▸ **Goal of the exercise**
In the entries below, count every line with the word "Электрическая". Return only the count.

Collected data:
# # # # #

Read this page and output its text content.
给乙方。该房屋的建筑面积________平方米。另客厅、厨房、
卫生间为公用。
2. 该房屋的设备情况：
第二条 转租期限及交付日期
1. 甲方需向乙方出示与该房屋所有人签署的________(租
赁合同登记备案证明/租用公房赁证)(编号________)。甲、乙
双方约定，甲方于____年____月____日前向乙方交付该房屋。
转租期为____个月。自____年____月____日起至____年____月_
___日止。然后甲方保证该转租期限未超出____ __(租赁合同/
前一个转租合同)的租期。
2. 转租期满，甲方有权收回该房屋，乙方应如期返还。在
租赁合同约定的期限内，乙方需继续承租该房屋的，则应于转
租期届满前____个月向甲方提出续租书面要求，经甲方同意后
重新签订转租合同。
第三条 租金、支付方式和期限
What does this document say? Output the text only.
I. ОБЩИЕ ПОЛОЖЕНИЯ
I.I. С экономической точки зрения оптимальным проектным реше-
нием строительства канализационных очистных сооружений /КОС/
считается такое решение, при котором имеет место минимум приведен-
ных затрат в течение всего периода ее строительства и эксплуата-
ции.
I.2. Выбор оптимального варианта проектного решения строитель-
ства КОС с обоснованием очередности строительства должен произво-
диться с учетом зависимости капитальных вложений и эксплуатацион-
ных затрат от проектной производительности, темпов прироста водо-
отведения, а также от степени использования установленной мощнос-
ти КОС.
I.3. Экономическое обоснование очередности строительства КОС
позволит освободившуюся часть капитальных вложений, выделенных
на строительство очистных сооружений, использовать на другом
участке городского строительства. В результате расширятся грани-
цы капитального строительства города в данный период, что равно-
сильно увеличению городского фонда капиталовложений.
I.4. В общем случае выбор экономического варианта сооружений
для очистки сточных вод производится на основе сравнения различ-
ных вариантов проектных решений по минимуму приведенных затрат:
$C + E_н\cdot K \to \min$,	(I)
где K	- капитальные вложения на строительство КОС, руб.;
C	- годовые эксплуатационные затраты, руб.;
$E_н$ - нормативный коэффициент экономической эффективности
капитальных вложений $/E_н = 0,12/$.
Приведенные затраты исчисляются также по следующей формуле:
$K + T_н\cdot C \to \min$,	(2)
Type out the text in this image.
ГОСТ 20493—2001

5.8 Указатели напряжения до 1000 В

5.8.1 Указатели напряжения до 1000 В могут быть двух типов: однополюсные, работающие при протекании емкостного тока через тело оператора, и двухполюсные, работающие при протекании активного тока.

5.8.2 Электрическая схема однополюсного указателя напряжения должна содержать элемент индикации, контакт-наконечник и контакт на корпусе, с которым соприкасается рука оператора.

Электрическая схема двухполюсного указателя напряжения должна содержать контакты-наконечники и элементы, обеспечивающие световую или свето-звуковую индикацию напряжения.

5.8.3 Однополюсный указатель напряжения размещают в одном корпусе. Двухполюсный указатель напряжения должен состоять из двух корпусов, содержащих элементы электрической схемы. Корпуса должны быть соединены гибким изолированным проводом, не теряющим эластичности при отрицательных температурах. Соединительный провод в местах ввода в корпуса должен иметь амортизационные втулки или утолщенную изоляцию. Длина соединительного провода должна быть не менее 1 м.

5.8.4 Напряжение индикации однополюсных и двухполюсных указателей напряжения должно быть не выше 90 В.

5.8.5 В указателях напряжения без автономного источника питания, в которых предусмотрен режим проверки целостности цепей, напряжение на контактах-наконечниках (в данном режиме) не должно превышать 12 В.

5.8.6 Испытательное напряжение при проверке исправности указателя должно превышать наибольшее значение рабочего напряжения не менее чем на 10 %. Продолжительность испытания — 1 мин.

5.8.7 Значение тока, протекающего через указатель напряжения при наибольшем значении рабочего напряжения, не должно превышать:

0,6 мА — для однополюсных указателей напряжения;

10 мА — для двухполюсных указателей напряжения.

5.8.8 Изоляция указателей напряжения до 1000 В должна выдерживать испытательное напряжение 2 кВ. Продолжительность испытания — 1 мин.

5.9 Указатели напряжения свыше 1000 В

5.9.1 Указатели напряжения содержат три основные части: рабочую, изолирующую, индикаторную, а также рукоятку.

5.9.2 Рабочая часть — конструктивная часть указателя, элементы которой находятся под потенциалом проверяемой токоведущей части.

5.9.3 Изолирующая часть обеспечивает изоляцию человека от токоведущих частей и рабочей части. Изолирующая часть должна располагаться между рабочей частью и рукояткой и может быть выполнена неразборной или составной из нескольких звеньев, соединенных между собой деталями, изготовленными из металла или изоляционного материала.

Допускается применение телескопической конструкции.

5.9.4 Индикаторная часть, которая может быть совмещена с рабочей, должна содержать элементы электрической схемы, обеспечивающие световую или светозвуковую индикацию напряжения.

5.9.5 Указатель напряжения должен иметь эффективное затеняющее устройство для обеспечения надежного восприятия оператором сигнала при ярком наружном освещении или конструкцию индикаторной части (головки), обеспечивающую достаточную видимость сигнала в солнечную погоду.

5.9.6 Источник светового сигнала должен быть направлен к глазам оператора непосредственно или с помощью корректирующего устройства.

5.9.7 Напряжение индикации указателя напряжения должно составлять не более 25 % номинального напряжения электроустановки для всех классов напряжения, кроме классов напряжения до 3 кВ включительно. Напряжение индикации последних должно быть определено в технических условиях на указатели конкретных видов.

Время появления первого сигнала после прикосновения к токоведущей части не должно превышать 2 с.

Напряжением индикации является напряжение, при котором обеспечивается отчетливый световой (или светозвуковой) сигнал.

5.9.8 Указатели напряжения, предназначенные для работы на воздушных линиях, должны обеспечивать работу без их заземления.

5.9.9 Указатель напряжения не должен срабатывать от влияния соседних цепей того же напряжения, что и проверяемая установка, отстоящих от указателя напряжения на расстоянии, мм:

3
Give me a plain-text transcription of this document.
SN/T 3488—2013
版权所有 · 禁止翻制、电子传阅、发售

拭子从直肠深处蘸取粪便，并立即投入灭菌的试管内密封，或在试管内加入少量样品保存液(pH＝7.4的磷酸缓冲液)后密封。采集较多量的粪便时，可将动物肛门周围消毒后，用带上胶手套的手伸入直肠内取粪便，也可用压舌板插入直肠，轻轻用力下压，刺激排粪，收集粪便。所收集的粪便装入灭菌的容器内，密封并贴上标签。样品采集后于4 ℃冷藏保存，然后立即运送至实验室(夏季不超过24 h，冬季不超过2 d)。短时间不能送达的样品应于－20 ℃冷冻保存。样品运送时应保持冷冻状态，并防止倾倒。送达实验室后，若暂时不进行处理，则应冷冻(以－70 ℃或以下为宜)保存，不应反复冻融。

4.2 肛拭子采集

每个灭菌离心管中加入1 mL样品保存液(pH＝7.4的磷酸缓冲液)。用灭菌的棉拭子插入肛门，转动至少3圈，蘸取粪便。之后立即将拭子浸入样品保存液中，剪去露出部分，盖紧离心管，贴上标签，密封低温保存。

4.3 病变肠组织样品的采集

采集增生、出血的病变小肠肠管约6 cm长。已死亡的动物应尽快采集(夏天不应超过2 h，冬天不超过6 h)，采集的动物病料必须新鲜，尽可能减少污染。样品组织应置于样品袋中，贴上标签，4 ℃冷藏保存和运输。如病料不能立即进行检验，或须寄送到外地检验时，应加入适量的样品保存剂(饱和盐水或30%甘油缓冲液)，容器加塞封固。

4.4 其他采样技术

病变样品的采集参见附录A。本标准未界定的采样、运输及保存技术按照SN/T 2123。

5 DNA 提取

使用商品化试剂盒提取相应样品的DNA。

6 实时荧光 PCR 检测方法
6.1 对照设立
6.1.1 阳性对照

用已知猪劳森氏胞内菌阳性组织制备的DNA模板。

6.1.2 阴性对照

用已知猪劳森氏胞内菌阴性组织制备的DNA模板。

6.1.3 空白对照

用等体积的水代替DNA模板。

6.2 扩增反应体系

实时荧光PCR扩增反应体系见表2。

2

# # # # #

▸ **Response for this exercise**
2